-- Angezeigter Text --
__________

# GCC Wechsel von 4.1.2 auf 4.2

## lutzlustig

Hallo!

Muß man etwas wichtiges beachten beim Wechsel (toolchain neu kompilieren?), wei der GCC 4.2 in einem neuen Slot installiert wird oder kann man einfach wechseln?

Ciao

----------

## Finswimmer

Es wechselt ja nur die Minor? Version.

Von daher einfach installieren und per gcc-config wechseln.

Tobi

----------

## s.hase

Hi!

Wenn Du alles neubauen solltest, darauf achten das du >=dev-libs/openssl-0.9.8e installierst. Die aktuelle stable Version 0.9.8d lässt sich zwar wunderbar mit gcc-4.2.0 compilieren, aber spätestens wenn Du dann z.B. die kdelibs neubauen willst fliegt es Dir mit nen Haufen Fehlermeldungen um die Ohren.

Gruss

Sebastian

----------

## tuxianer

Ohne das ich mich wirklich einmischen möchte, wieso willst du eigentlich wechseln ?! Gibt es einen bestimmten Grund ?

MfG

----------

## SinoTech

 *tuxianer wrote:*   

> Ohne das ich mich wirklich einmischen möchte, wieso willst du eigentlich wechseln ?! Gibt es einen bestimmten Grund ?
> 
> MfG

 

Der Spieltrieb natürlich (so ist es zumindest bei mir  :Wink: )

__________

[Auszug aus einem Datensatz]

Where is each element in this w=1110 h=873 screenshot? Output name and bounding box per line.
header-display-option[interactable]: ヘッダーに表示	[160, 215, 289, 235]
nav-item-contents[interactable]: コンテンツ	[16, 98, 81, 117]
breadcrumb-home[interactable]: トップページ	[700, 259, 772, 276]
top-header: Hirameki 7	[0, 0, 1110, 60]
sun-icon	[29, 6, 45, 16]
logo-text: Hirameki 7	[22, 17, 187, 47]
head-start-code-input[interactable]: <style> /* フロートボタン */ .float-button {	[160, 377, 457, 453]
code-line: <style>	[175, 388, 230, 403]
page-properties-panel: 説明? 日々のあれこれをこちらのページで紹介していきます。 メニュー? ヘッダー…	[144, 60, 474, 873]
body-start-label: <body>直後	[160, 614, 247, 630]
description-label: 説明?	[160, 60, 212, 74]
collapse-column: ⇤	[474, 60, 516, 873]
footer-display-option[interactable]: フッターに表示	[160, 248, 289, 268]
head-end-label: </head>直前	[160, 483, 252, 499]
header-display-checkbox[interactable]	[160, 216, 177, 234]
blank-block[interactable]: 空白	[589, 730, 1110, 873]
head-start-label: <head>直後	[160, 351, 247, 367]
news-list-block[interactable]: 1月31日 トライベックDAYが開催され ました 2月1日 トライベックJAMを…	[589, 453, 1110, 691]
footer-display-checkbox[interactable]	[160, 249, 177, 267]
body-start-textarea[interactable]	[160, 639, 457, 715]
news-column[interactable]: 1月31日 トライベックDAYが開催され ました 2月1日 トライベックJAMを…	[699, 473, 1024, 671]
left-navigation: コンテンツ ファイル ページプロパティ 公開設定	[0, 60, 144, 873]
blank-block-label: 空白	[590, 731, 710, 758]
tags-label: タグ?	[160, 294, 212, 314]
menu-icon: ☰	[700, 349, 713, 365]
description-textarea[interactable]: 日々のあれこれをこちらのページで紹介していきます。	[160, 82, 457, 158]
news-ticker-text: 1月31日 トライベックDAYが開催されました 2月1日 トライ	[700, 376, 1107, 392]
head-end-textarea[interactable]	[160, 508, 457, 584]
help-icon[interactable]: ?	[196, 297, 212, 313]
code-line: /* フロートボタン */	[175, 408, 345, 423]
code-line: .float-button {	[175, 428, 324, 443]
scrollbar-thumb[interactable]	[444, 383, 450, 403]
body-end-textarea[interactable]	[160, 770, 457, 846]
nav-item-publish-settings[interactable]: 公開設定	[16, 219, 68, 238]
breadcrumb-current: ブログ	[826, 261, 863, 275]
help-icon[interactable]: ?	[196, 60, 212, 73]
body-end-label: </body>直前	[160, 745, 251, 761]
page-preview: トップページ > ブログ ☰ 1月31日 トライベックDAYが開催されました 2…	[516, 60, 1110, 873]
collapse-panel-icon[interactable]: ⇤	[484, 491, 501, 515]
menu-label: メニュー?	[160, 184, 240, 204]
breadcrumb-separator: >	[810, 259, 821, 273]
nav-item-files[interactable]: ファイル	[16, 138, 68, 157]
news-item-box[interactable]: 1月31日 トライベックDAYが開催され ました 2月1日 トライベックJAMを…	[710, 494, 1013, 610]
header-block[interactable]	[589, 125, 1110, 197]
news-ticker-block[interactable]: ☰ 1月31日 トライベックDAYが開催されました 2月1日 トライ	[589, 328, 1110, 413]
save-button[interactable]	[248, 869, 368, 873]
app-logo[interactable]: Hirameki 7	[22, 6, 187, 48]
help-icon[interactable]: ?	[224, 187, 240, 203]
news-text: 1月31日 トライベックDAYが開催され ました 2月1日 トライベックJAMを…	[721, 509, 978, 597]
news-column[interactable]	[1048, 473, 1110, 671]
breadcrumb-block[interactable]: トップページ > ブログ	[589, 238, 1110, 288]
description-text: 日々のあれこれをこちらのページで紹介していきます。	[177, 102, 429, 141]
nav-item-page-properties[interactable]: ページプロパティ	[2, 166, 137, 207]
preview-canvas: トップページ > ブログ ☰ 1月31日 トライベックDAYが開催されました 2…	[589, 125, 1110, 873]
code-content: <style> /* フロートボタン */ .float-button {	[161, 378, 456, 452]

__________

-- Aufgabe --
Wie könnte der Forumsthread zum Wechsel von GCC 4.1.2 auf 4.2 weitergehen? Nimm den Faden nach dem letzten Beitrag auf und schreib ihn fort. Die Daten sind eigenständiges Material und gehören nicht zum Forumsthread.

-- Deine Lösung --
Cheers,

Sino

----------

## tuxianer

Generell finde ich den Spieltrieb immer cool, aber um ehrlich zu sein hört mein Spieltrieb bei solchen Dingen wie Hauptkompiler auf. Ich mache je jeden Spaß mit, aber wie schon ein kluger Mensch sagte "Man muss auch seine Grenzen kenne   :Very Happy:   :Laughing:  "

MfG

----------

## ok

 *Finswimmer wrote:*   

> Es wechselt ja nur die Minor? Version.
> 
> Von daher einfach installieren und per gcc-config wechseln.
> 
> Tobi

 Hat es schon jemand ohne alles neu zu bauen versucht? Gab es Probleme?

Mein Spieltrieb ist schon geweckt, aber mein Hirn will noch nicht so ganz ;-)

----------

## Finswimmer

 *ok wrote:*   

>  *Finswimmer wrote:*   Es wechselt ja nur die Minor? Version.
> 
> Von daher einfach installieren und per gcc-config wechseln.
> 
> Tobi Hat es schon jemand ohne alles neu zu bauen versucht? Gab es Probleme?
> ...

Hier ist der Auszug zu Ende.